** Start **

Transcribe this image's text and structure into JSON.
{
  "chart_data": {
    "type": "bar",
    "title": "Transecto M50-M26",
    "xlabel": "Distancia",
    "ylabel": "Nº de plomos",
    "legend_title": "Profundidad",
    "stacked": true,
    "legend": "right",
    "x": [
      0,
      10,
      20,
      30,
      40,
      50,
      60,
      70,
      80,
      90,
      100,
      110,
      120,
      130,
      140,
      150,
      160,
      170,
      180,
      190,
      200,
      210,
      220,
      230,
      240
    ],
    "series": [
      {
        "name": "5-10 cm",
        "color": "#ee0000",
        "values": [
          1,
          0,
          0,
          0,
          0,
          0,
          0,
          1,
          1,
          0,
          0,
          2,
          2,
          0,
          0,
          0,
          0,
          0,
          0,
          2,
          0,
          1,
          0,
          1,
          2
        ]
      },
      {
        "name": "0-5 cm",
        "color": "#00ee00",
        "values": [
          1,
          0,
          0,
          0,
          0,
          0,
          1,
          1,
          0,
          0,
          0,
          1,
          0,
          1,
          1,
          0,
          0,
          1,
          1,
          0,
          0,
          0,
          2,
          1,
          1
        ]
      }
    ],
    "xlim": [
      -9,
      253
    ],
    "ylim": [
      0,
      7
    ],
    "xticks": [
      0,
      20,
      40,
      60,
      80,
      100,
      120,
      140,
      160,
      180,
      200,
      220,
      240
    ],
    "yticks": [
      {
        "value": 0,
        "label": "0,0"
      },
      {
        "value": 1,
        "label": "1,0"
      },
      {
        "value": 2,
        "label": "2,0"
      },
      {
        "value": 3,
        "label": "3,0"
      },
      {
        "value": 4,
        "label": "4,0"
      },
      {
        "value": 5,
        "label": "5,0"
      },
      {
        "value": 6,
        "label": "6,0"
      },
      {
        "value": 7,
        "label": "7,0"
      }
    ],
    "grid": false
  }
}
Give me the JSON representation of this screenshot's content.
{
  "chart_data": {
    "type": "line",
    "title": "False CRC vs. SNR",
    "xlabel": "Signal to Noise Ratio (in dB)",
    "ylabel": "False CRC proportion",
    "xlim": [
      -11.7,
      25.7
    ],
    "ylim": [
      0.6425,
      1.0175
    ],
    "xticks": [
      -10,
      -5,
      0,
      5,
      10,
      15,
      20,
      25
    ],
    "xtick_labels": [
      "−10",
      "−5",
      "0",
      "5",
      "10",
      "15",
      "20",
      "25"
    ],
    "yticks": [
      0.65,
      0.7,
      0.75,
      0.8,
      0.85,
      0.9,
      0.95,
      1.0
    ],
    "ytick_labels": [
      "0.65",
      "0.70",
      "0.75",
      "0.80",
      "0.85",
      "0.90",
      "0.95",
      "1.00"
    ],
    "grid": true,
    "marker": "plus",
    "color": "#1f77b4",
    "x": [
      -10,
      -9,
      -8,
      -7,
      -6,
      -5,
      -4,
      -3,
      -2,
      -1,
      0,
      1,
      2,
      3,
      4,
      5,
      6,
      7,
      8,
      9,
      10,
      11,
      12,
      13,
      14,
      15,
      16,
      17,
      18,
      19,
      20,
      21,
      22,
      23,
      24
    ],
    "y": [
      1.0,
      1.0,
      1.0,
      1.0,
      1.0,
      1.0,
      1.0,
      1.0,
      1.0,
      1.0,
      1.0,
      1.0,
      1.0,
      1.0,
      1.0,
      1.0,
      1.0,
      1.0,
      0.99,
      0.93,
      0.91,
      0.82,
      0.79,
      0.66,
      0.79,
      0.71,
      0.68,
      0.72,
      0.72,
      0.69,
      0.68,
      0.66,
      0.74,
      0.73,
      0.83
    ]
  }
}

** End **

WORK TO COMPLETE
Exactly as written, give the line containing "Give me the" and all remaining lines of the records.

SOLUTION TO THE PROBLEM
Give me the JSON representation of this screenshot's content.
{
  "chart_data": {
    "type": "line",
    "title": "False CRC vs. SNR",
    "xlabel": "Signal to Noise Ratio (in dB)",
    "ylabel": "False CRC proportion",
    "xlim": [
      -11.7,
      25.7
    ],
    "ylim": [
      0.6425,
      1.0175
    ],
    "xticks": [
      -10,
      -5,
      0,
      5,
      10,
      15,
      20,
      25
    ],
    "xtick_labels": [
      "−10",
      "−5",
      "0",
      "5",
      "10",
      "15",
      "20",
      "25"
    ],
    "yticks": [
      0.65,
      0.7,
      0.75,
      0.8,
      0.85,
      0.9,
      0.95,
      1.0
    ],
    "ytick_labels": [
      "0.65",
      "0.70",
      "0.75",
      "0.80",
      "0.85",
      "0.90",
      "0.95",
      "1.00"
    ],
    "grid": true,
    "marker": "plus",
    "color": "#1f77b4",
    "x": [
      -10,
      -9,
      -8,
      -7,
      -6,
      -5,
      -4,
      -3,
      -2,
      -1,
      0,
      1,
      2,
      3,
      4,
      5,
      6,
      7,
      8,
      9,
      10,
      11,
      12,
      13,
      14,
      15,
      16,
      17,
      18,
      19,
      20,
      21,
      22,
      23,
      24
    ],
    "y": [
      1.0,
      1.0,
      1.0,
      1.0,
      1.0,
      1.0,
      1.0,
      1.0,
      1.0,
      1.0,
      1.0,
      1.0,
      1.0,
      1.0,
      1.0,
      1.0,
      1.0,
      1.0,
      0.99,
      0.93,
      0.91,
      0.82,
      0.79,
      0.66,
      0.79,
      0.71,
      0.68,
      0.72,
      0.72,
      0.69,
      0.68,
      0.66,
      0.74,
      0.73,
      0.83
    ]
  }
}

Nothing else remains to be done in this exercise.